### Goal
Render the rows below as a JSON list of strings, one string per line, omitting any blank lines.

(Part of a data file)

-*-*-

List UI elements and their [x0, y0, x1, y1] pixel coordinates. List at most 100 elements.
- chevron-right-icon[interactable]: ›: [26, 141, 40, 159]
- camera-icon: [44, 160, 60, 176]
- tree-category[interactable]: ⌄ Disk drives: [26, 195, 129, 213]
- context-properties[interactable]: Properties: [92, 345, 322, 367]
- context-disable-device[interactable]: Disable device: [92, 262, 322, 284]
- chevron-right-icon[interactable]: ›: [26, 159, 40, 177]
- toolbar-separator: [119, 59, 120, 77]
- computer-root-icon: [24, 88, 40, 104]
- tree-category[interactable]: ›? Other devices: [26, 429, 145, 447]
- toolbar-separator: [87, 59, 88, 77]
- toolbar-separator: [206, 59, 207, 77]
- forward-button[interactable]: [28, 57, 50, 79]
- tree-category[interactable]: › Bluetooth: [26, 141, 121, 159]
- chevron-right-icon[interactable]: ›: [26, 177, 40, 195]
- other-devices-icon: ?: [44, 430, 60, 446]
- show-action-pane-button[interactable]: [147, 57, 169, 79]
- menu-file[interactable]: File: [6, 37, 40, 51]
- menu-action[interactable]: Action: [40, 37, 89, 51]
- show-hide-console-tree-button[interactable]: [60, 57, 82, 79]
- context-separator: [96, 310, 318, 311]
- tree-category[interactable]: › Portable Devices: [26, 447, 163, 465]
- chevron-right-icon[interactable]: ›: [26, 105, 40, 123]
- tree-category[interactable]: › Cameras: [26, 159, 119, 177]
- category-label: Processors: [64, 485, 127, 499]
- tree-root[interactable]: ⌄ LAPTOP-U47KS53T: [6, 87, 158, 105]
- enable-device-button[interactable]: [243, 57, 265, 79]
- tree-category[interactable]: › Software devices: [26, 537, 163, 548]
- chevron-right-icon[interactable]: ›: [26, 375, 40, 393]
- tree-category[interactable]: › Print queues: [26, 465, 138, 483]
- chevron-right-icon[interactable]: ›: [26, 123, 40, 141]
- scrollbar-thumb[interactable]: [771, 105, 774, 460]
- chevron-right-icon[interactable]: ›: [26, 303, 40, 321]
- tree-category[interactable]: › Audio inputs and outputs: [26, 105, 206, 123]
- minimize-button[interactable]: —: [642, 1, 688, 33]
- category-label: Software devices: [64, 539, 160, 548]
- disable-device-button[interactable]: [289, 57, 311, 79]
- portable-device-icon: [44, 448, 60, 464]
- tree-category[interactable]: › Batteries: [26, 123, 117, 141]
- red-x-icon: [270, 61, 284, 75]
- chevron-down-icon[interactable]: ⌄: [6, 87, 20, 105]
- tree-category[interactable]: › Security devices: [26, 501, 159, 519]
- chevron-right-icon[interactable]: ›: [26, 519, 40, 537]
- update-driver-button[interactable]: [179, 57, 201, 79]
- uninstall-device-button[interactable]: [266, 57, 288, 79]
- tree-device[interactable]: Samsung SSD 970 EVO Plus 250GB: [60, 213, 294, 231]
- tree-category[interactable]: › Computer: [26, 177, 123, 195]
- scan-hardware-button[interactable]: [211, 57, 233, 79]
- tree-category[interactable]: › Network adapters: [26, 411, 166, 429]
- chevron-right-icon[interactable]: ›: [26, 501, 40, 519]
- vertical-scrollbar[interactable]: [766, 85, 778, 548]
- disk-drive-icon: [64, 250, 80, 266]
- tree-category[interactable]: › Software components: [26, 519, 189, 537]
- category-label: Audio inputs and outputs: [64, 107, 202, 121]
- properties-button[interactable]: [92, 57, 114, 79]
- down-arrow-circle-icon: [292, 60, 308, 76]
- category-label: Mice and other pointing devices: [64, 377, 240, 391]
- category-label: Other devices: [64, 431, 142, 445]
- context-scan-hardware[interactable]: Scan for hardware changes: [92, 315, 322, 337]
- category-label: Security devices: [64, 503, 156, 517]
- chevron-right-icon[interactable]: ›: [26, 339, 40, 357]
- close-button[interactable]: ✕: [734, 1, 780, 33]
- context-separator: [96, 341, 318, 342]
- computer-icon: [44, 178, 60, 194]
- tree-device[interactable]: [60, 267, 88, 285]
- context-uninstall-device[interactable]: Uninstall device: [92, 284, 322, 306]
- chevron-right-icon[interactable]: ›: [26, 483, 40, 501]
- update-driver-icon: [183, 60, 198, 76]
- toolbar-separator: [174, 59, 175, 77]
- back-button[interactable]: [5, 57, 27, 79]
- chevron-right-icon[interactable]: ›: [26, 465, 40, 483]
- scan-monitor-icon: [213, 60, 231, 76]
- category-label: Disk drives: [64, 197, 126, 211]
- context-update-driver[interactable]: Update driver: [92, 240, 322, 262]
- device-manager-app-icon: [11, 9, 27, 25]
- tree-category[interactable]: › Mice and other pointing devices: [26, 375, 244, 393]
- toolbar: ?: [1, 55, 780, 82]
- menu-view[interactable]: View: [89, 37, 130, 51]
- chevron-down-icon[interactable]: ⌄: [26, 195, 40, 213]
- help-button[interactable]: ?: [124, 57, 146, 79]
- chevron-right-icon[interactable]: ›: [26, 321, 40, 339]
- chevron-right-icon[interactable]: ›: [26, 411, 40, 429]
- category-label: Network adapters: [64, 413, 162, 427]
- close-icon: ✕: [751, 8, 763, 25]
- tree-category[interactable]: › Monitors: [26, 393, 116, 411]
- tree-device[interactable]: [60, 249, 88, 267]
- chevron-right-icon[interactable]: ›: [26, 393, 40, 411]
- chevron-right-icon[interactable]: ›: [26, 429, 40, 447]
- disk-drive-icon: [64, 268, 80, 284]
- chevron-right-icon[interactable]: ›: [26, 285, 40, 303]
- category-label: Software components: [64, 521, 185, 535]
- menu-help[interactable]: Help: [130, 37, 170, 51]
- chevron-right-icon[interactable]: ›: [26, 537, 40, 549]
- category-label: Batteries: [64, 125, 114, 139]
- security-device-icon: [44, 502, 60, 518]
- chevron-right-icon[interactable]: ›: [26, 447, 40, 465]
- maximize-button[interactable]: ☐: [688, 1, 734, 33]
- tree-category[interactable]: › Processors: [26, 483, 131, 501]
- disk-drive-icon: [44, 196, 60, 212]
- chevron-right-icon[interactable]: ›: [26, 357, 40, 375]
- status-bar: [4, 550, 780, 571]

-*-*-

### Response below
[
  "List UI elements and their [x0, y0, x1, y1] pixel coordinates. List at most 100 elements.",
  "- chevron-right-icon[interactable]: ›: [26, 141, 40, 159]",
  "- camera-icon: [44, 160, 60, 176]",
  "- tree-category[interactable]: ⌄ Disk drives: [26, 195, 129, 213]",
  "- context-properties[interactable]: Properties: [92, 345, 322, 367]",
  "- context-disable-device[interactable]: Disable device: [92, 262, 322, 284]",
  "- chevron-right-icon[interactable]: ›: [26, 159, 40, 177]",
  "- toolbar-separator: [119, 59, 120, 77]",
  "- computer-root-icon: [24, 88, 40, 104]",
  "- tree-category[interactable]: ›? Other devices: [26, 429, 145, 447]",
  "- toolbar-separator: [87, 59, 88, 77]",
  "- toolbar-separator: [206, 59, 207, 77]",
  "- forward-button[interactable]: [28, 57, 50, 79]",
  "- tree-category[interactable]: › Bluetooth: [26, 141, 121, 159]",
  "- chevron-right-icon[interactable]: ›: [26, 177, 40, 195]",
  "- other-devices-icon: ?: [44, 430, 60, 446]",
  "- show-action-pane-button[interactable]: [147, 57, 169, 79]",
  "- menu-file[interactable]: File: [6, 37, 40, 51]",
  "- menu-action[interactable]: Action: [40, 37, 89, 51]",
  "- show-hide-console-tree-button[interactable]: [60, 57, 82, 79]",
  "- context-separator: [96, 310, 318, 311]",
  "- tree-category[interactable]: › Portable Devices: [26, 447, 163, 465]",
  "- chevron-right-icon[interactable]: ›: [26, 105, 40, 123]",
  "- tree-category[interactable]: › Cameras: [26, 159, 119, 177]",
  "- category-label: Processors: [64, 485, 127, 499]",
  "- tree-root[interactable]: ⌄ LAPTOP-U47KS53T: [6, 87, 158, 105]",
  "- enable-device-button[interactable]: [243, 57, 265, 79]",
  "- tree-category[interactable]: › Software devices: [26, 537, 163, 548]",
  "- chevron-right-icon[interactable]: ›: [26, 375, 40, 393]",
  "- tree-category[interactable]: › Print queues: [26, 465, 138, 483]",
  "- chevron-right-icon[interactable]: ›: [26, 123, 40, 141]",
  "- scrollbar-thumb[interactable]: [771, 105, 774, 460]",
  "- chevron-right-icon[interactable]: ›: [26, 303, 40, 321]",
  "- tree-category[interactable]: › Audio inputs and outputs: [26, 105, 206, 123]",
  "- minimize-button[interactable]: —: [642, 1, 688, 33]",
  "- category-label: Software devices: [64, 539, 160, 548]",
  "- disable-device-button[interactable]: [289, 57, 311, 79]",
  "- portable-device-icon: [44, 448, 60, 464]",
  "- tree-category[interactable]: › Batteries: [26, 123, 117, 141]",
  "- red-x-icon: [270, 61, 284, 75]",
  "- chevron-down-icon[interactable]: ⌄: [6, 87, 20, 105]",
  "- tree-category[interactable]: › Security devices: [26, 501, 159, 519]",
  "- chevron-right-icon[interactable]: ›: [26, 519, 40, 537]",
  "- update-driver-button[interactable]: [179, 57, 201, 79]",
  "- uninstall-device-button[interactable]: [266, 57, 288, 79]",
  "- tree-device[interactable]: Samsung SSD 970 EVO Plus 250GB: [60, 213, 294, 231]",
  "- tree-category[interactable]: › Computer: [26, 177, 123, 195]",
  "- scan-hardware-button[interactable]: [211, 57, 233, 79]",
  "- tree-category[interactable]: › Network adapters: [26, 411, 166, 429]",
  "- chevron-right-icon[interactable]: ›: [26, 501, 40, 519]",
  "- vertical-scrollbar[interactable]: [766, 85, 778, 548]",
  "- disk-drive-icon: [64, 250, 80, 266]",
  "- tree-category[interactable]: › Software components: [26, 519, 189, 537]",
  "- category-label: Audio inputs and outputs: [64, 107, 202, 121]",
  "- properties-button[interactable]: [92, 57, 114, 79]",
  "- down-arrow-circle-icon: [292, 60, 308, 76]",
  "- category-label: Mice and other pointing devices: [64, 377, 240, 391]",
  "- category-label: Other devices: [64, 431, 142, 445]",
  "- context-scan-hardware[interactable]: Scan for hardware changes: [92, 315, 322, 337]",
  "- category-label: Security devices: [64, 503, 156, 517]",
  "- chevron-right-icon[interactable]: ›: [26, 339, 40, 357]",
  "- close-button[interactable]: ✕: [734, 1, 780, 33]",
  "- context-separator: [96, 341, 318, 342]",
  "- computer-icon: [44, 178, 60, 194]",
  "- tree-device[interactable]: [60, 267, 88, 285]",
  "- context-uninstall-device[interactable]: Uninstall device: [92, 284, 322, 306]",
  "- chevron-right-icon[interactable]: ›: [26, 483, 40, 501]",
  "- update-driver-icon: [183, 60, 198, 76]",
  "- toolbar-separator: [174, 59, 175, 77]",
  "- back-button[interactable]: [5, 57, 27, 79]",
  "- chevron-right-icon[interactable]: ›: [26, 465, 40, 483]",
  "- scan-monitor-icon: [213, 60, 231, 76]",
  "- category-label: Disk drives: [64, 197, 126, 211]",
  "- context-update-driver[interactable]: Update driver: [92, 240, 322, 262]",
  "- device-manager-app-icon: [11, 9, 27, 25]",
  "- tree-category[interactable]: › Mice and other pointing devices: [26, 375, 244, 393]",
  "- toolbar: ?: [1, 55, 780, 82]",
  "- menu-view[interactable]: View: [89, 37, 130, 51]",
  "- chevron-down-icon[interactable]: ⌄: [26, 195, 40, 213]",
  "- help-button[interactable]: ?: [124, 57, 146, 79]",
  "- chevron-right-icon[interactable]: ›: [26, 321, 40, 339]",
  "- chevron-right-icon[interactable]: ›: [26, 411, 40, 429]",
  "- category-label: Network adapters: [64, 413, 162, 427]",
  "- close-icon: ✕: [751, 8, 763, 25]",
  "- tree-category[interactable]: › Monitors: [26, 393, 116, 411]",
  "- tree-device[interactable]: [60, 249, 88, 267]",
  "- chevron-right-icon[interactable]: ›: [26, 393, 40, 411]",
  "- chevron-right-icon[interactable]: ›: [26, 429, 40, 447]",
  "- disk-drive-icon: [64, 268, 80, 284]",
  "- chevron-right-icon[interactable]: ›: [26, 285, 40, 303]",
  "- category-label: Software components: [64, 521, 185, 535]",
  "- menu-help[interactable]: Help: [130, 37, 170, 51]",
  "- chevron-right-icon[interactable]: ›: [26, 537, 40, 549]",
  "- category-label: Batteries: [64, 125, 114, 139]",
  "- security-device-icon: [44, 502, 60, 518]",
  "- chevron-right-icon[interactable]: ›: [26, 447, 40, 465]",
  "- maximize-button[interactable]: ☐: [688, 1, 734, 33]",
  "- tree-category[interactable]: › Processors: [26, 483, 131, 501]",
  "- disk-drive-icon: [44, 196, 60, 212]",
  "- chevron-right-icon[interactable]: ›: [26, 357, 40, 375]",
  "- status-bar: [4, 550, 780, 571]"
]